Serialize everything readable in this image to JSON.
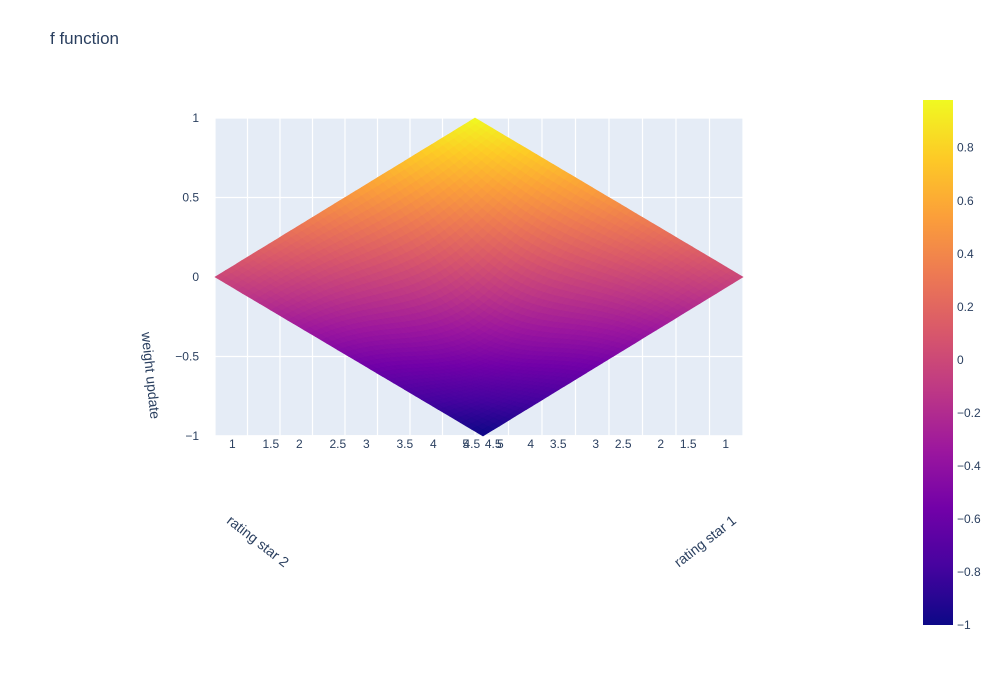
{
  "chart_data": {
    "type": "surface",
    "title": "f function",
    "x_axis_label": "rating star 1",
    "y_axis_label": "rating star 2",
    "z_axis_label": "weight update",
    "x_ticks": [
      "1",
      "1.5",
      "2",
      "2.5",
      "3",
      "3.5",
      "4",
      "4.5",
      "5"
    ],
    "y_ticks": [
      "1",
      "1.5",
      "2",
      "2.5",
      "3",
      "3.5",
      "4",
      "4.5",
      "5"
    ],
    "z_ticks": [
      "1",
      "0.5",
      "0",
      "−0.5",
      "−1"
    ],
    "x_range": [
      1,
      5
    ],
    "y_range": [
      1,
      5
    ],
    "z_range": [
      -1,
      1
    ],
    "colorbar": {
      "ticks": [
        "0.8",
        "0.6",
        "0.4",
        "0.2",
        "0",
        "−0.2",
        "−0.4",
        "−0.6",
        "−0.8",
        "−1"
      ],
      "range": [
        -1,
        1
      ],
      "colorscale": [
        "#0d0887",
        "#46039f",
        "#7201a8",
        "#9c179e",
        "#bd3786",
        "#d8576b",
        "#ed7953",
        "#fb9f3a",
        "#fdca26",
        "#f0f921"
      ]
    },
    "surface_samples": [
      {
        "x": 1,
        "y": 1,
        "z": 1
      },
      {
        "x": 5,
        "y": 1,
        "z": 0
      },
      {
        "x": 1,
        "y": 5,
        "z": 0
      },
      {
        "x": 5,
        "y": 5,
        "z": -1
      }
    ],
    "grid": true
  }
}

- - - -

## Task objective
Each record must be quoted in full and exactly. Do not include the pictures.

## The reply
Serialize everything readable in this image to JSON.
{
  "chart_data": {
    "type": "surface",
    "title": "f function",
    "x_axis_label": "rating star 1",
    "y_axis_label": "rating star 2",
    "z_axis_label": "weight update",
    "x_ticks": [
      "1",
      "1.5",
      "2",
      "2.5",
      "3",
      "3.5",
      "4",
      "4.5",
      "5"
    ],
    "y_ticks": [
      "1",
      "1.5",
      "2",
      "2.5",
      "3",
      "3.5",
      "4",
      "4.5",
      "5"
    ],
    "z_ticks": [
      "1",
      "0.5",
      "0",
      "−0.5",
      "−1"
    ],
    "x_range": [
      1,
      5
    ],
    "y_range": [
      1,
      5
    ],
    "z_range": [
      -1,
      1
    ],
    "colorbar": {
      "ticks": [
        "0.8",
        "0.6",
        "0.4",
        "0.2",
        "0",
        "−0.2",
        "−0.4",
        "−0.6",
        "−0.8",
        "−1"
      ],
      "range": [
        -1,
        1
      ],
      "colorscale": [
        "#0d0887",
        "#46039f",
        "#7201a8",
        "#9c179e",
        "#bd3786",
        "#d8576b",
        "#ed7953",
        "#fb9f3a",
        "#fdca26",
        "#f0f921"
      ]
    },
    "surface_samples": [
      {
        "x": 1,
        "y": 1,
        "z": 1
      },
      {
        "x": 5,
        "y": 1,
        "z": 0
      },
      {
        "x": 1,
        "y": 5,
        "z": 0
      },
      {
        "x": 5,
        "y": 5,
        "z": -1
      }
    ],
    "grid": true
  }
}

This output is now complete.